EXERCISE DIRECTIONS: Every line that contains the word "name" should be copied out.

_ _ _ _

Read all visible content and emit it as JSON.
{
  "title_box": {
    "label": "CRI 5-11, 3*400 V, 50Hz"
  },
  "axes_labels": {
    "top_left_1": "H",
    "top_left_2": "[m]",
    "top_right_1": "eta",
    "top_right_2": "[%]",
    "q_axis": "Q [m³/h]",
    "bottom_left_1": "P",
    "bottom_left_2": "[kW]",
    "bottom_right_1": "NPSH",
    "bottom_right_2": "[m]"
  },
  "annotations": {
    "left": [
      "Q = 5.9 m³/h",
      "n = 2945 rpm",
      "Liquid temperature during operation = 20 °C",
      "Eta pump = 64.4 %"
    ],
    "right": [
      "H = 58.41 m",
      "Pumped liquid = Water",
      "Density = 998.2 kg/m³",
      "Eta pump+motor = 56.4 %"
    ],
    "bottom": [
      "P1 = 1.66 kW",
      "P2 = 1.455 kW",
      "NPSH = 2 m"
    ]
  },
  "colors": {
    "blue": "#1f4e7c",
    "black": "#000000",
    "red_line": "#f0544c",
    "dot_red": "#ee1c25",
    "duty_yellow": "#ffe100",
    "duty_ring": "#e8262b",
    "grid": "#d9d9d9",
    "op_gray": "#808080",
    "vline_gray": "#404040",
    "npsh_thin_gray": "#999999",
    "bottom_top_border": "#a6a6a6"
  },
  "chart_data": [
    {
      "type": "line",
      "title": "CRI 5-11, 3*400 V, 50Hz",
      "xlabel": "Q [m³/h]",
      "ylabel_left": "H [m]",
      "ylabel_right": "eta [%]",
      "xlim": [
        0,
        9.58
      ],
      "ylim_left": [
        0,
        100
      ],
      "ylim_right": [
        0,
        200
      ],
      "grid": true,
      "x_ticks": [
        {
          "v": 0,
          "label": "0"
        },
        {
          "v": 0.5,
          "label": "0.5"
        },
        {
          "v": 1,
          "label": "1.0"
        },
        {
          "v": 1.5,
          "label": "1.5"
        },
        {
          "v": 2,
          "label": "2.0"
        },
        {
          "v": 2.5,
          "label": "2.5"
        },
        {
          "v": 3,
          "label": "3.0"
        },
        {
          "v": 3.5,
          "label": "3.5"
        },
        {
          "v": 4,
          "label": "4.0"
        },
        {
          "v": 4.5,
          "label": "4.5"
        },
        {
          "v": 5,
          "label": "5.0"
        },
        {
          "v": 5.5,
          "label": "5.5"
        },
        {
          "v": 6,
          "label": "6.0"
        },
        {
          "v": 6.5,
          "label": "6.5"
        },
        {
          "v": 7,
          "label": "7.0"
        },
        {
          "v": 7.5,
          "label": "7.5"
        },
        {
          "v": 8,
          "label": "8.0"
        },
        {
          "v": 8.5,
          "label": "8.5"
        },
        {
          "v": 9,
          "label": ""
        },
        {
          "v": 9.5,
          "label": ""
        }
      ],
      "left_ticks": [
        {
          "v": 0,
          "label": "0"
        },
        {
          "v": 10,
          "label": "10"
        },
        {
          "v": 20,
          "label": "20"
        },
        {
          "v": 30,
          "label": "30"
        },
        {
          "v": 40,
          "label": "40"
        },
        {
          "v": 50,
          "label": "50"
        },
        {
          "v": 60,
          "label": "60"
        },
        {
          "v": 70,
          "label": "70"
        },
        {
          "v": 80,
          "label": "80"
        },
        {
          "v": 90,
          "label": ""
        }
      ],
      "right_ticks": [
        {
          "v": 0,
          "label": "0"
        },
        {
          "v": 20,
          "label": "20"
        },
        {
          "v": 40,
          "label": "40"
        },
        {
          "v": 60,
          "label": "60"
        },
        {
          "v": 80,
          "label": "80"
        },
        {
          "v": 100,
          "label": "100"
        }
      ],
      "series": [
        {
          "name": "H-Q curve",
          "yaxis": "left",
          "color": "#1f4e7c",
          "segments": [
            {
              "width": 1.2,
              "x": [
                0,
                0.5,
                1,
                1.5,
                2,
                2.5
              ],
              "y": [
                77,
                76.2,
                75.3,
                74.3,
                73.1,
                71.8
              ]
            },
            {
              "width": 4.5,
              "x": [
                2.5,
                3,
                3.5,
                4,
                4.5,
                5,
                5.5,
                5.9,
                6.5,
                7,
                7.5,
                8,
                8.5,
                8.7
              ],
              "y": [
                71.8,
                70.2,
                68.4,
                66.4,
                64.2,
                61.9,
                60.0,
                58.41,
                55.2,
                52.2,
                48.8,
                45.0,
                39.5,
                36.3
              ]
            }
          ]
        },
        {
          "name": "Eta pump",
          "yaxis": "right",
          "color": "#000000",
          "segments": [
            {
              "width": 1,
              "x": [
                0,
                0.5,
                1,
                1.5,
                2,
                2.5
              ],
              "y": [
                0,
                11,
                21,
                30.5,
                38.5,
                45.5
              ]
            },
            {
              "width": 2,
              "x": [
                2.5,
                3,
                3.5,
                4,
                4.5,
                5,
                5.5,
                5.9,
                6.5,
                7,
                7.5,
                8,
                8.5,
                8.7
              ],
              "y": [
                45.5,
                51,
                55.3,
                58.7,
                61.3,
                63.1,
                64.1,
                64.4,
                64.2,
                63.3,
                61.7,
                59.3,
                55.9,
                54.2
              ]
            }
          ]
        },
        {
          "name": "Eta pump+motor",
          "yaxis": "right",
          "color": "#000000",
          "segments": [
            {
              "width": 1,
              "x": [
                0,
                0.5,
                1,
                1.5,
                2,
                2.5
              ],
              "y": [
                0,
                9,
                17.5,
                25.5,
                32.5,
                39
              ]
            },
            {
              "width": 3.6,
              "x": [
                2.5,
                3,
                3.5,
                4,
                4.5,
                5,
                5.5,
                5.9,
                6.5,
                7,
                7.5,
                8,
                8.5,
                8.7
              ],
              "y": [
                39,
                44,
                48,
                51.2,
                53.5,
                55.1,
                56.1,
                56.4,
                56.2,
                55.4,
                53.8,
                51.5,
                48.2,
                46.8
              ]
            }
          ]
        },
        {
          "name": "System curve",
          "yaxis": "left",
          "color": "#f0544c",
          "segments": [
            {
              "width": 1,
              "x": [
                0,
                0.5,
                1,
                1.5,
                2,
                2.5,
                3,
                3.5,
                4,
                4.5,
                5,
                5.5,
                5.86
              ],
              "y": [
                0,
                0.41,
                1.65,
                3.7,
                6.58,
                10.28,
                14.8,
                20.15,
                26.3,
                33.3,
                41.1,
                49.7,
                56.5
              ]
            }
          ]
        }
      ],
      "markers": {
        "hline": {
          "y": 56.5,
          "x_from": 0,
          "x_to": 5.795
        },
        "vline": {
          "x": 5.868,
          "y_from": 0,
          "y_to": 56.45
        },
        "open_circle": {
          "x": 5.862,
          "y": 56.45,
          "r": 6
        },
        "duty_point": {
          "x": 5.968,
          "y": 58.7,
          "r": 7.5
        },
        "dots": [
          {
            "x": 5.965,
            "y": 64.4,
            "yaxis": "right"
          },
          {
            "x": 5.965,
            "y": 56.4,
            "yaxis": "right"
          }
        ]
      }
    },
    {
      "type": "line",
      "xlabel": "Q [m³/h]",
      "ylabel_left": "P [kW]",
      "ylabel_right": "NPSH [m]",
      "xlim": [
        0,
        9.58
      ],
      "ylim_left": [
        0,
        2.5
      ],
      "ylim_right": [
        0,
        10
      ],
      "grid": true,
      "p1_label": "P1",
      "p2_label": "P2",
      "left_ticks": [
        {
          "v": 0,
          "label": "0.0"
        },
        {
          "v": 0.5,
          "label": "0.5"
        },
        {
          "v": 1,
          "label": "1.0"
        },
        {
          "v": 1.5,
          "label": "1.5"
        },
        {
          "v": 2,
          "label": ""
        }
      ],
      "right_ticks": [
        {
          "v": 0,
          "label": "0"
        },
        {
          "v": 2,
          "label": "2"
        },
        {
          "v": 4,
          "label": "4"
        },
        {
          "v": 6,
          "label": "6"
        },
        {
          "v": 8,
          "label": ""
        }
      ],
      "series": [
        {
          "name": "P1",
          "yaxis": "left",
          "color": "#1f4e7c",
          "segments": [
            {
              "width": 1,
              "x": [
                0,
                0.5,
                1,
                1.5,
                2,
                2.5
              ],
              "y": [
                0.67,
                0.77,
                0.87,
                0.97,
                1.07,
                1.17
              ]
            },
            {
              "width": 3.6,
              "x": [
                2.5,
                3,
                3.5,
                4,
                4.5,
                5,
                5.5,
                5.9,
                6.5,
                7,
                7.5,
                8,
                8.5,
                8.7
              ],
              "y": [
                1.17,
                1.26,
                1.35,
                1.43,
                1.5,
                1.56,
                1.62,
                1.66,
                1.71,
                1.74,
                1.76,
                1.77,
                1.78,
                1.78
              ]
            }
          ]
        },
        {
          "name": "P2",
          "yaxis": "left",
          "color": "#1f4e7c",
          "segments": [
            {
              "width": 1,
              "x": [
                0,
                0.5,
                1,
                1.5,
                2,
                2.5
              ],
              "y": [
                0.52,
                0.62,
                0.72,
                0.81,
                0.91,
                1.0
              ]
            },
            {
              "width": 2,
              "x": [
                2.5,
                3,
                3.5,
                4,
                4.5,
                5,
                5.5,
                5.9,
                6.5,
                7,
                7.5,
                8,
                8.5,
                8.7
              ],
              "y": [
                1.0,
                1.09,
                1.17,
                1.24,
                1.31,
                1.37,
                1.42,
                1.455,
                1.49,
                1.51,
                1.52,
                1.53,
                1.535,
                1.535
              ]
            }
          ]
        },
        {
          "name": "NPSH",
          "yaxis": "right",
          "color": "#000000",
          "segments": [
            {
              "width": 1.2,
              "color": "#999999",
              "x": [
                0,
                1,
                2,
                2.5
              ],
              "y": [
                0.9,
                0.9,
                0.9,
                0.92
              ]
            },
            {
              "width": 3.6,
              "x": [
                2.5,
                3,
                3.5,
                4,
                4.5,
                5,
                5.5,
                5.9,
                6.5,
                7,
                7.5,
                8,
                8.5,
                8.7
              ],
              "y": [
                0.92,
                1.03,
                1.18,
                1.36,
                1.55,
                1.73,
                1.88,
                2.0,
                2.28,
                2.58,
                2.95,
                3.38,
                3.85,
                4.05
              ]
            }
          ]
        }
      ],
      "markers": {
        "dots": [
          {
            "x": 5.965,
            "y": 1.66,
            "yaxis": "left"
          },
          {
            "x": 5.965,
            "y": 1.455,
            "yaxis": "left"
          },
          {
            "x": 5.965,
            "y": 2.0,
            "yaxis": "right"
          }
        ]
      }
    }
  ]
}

_ _ _ _

TASK OUTPUT:
          "name": "H-Q curve",
          "name": "Eta pump",
          "name": "Eta pump+motor",
          "name": "System curve",
          "name": "P1",
          "name": "P2",
          "name": "NPSH",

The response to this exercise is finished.